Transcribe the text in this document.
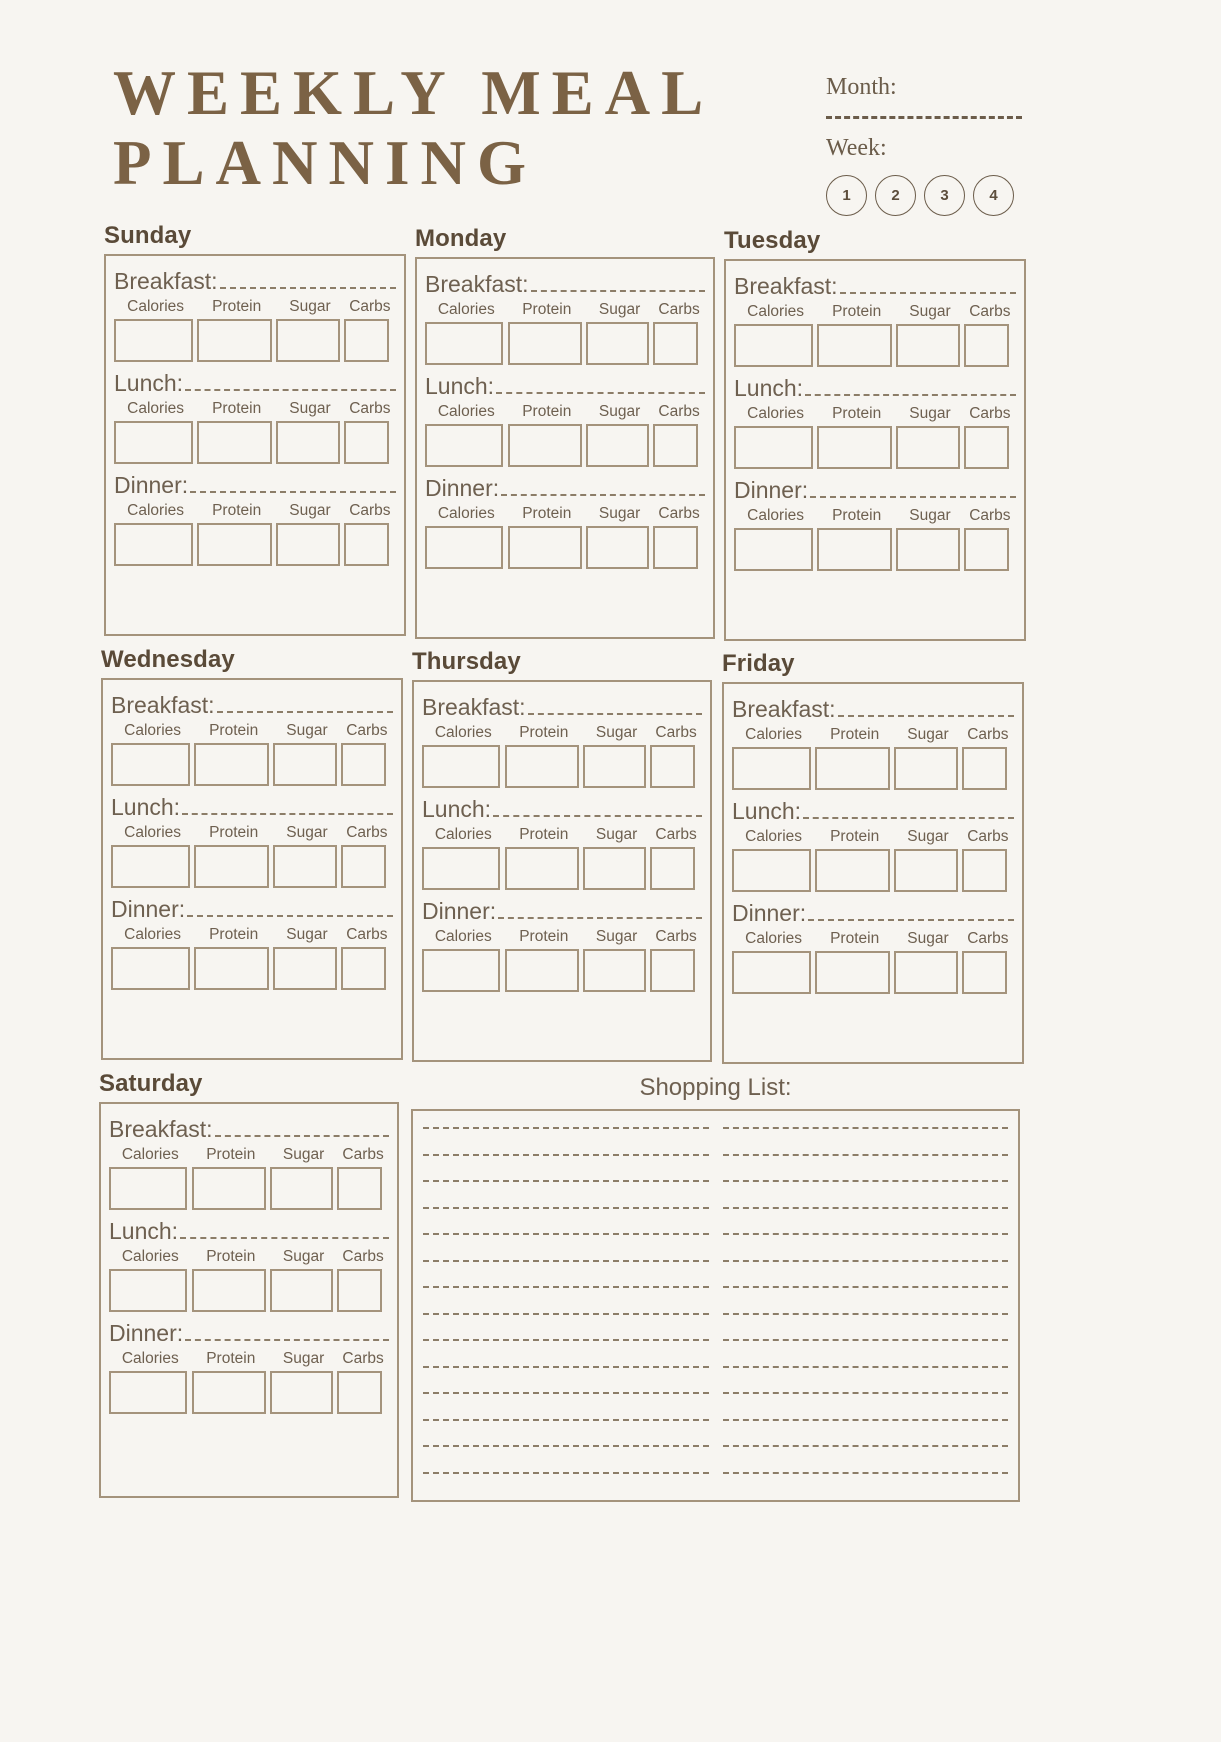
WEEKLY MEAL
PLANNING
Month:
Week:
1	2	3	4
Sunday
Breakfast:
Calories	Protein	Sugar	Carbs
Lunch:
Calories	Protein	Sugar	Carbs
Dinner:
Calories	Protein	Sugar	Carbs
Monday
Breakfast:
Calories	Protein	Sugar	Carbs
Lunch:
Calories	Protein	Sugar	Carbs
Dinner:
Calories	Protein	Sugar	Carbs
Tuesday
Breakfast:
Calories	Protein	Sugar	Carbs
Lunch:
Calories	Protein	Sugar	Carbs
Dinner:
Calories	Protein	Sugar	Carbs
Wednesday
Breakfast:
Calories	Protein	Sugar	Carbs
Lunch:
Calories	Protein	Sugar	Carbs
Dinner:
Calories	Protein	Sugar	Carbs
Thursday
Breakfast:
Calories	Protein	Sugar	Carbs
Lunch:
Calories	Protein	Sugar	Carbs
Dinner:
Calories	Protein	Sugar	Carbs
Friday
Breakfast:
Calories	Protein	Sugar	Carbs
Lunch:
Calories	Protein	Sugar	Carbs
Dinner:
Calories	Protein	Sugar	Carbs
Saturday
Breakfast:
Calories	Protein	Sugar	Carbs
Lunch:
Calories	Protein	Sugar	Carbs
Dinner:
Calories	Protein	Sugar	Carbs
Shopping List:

☆ ☆ ☆ ☆ ☆

▶ Your assignment
Line by line, print the records above exactly, skipping each picture.

▶ Answer space
Transcribe the text in this document.
WEEKLY MEAL
PLANNING
Month:
Week:
1	2	3	4
Sunday
Breakfast:
Calories	Protein	Sugar	Carbs
Lunch:
Calories	Protein	Sugar	Carbs
Dinner:
Calories	Protein	Sugar	Carbs
Monday
Breakfast:
Calories	Protein	Sugar	Carbs
Lunch:
Calories	Protein	Sugar	Carbs
Dinner:
Calories	Protein	Sugar	Carbs
Tuesday
Breakfast:
Calories	Protein	Sugar	Carbs
Lunch:
Calories	Protein	Sugar	Carbs
Dinner:
Calories	Protein	Sugar	Carbs
Wednesday
Breakfast:
Calories	Protein	Sugar	Carbs
Lunch:
Calories	Protein	Sugar	Carbs
Dinner:
Calories	Protein	Sugar	Carbs
Thursday
Breakfast:
Calories	Protein	Sugar	Carbs
Lunch:
Calories	Protein	Sugar	Carbs
Dinner:
Calories	Protein	Sugar	Carbs
Friday
Breakfast:
Calories	Protein	Sugar	Carbs
Lunch:
Calories	Protein	Sugar	Carbs
Dinner:
Calories	Protein	Sugar	Carbs
Saturday
Breakfast:
Calories	Protein	Sugar	Carbs
Lunch:
Calories	Protein	Sugar	Carbs
Dinner:
Calories	Protein	Sugar	Carbs
Shopping List:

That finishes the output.